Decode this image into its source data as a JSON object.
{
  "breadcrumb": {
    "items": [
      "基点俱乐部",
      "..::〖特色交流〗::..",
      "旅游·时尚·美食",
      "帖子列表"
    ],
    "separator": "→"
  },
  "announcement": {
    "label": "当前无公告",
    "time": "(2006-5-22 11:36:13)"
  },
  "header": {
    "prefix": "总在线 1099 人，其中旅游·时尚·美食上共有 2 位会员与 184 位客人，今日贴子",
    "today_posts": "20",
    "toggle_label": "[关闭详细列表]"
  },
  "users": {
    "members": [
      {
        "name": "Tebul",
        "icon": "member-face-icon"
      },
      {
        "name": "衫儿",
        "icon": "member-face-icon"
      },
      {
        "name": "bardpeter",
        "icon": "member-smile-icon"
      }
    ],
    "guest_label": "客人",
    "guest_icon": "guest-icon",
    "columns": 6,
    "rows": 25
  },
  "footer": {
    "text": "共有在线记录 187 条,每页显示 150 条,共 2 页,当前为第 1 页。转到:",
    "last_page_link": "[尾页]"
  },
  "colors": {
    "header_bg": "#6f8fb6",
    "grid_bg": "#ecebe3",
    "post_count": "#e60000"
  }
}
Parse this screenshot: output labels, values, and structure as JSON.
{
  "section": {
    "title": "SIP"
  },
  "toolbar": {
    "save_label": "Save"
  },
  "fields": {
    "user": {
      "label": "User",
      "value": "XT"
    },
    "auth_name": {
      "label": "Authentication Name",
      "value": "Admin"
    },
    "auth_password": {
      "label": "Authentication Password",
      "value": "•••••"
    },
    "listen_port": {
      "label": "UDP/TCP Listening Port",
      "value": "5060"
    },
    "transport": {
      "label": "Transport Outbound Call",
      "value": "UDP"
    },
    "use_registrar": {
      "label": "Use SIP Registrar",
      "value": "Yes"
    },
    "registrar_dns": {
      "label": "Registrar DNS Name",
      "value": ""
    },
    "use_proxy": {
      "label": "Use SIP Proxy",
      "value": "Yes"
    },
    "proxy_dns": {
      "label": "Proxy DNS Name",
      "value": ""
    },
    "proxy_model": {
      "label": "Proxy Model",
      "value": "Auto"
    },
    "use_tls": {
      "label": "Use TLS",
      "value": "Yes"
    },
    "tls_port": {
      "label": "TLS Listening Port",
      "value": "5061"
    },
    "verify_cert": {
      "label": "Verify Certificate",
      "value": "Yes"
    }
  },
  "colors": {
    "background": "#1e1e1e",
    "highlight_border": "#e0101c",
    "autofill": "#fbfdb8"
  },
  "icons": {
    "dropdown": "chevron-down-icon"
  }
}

- What is required: Extract every line above exactly as it stands.

- Task output:
Decode this image into its source data as a JSON object.
{
  "breadcrumb": {
    "items": [
      "基点俱乐部",
      "..::〖特色交流〗::..",
      "旅游·时尚·美食",
      "帖子列表"
    ],
    "separator": "→"
  },
  "announcement": {
    "label": "当前无公告",
    "time": "(2006-5-22 11:36:13)"
  },
  "header": {
    "prefix": "总在线 1099 人，其中旅游·时尚·美食上共有 2 位会员与 184 位客人，今日贴子",
    "today_posts": "20",
    "toggle_label": "[关闭详细列表]"
  },
  "users": {
    "members": [
      {
        "name": "Tebul",
        "icon": "member-face-icon"
      },
      {
        "name": "衫儿",
        "icon": "member-face-icon"
      },
      {
        "name": "bardpeter",
        "icon": "member-smile-icon"
      }
    ],
    "guest_label": "客人",
    "guest_icon": "guest-icon",
    "columns": 6,
    "rows": 25
  },
  "footer": {
    "text": "共有在线记录 187 条,每页显示 150 条,共 2 页,当前为第 1 页。转到:",
    "last_page_link": "[尾页]"
  },
  "colors": {
    "header_bg": "#6f8fb6",
    "grid_bg": "#ecebe3",
    "post_count": "#e60000"
  }
}
Parse this screenshot: output labels, values, and structure as JSON.
{
  "section": {
    "title": "SIP"
  },
  "toolbar": {
    "save_label": "Save"
  },
  "fields": {
    "user": {
      "label": "User",
      "value": "XT"
    },
    "auth_name": {
      "label": "Authentication Name",
      "value": "Admin"
    },
    "auth_password": {
      "label": "Authentication Password",
      "value": "•••••"
    },
    "listen_port": {
      "label": "UDP/TCP Listening Port",
      "value": "5060"
    },
    "transport": {
      "label": "Transport Outbound Call",
      "value": "UDP"
    },
    "use_registrar": {
      "label": "Use SIP Registrar",
      "value": "Yes"
    },
    "registrar_dns": {
      "label": "Registrar DNS Name",
      "value": ""
    },
    "use_proxy": {
      "label": "Use SIP Proxy",
      "value": "Yes"
    },
    "proxy_dns": {
      "label": "Proxy DNS Name",
      "value": ""
    },
    "proxy_model": {
      "label": "Proxy Model",
      "value": "Auto"
    },
    "use_tls": {
      "label": "Use TLS",
      "value": "Yes"
    },
    "tls_port": {
      "label": "TLS Listening Port",
      "value": "5061"
    },
    "verify_cert": {
      "label": "Verify Certificate",
      "value": "Yes"
    }
  },
  "colors": {
    "background": "#1e1e1e",
    "highlight_border": "#e0101c",
    "autofill": "#fbfdb8"
  },
  "icons": {
    "dropdown": "chevron-down-icon"
  }
}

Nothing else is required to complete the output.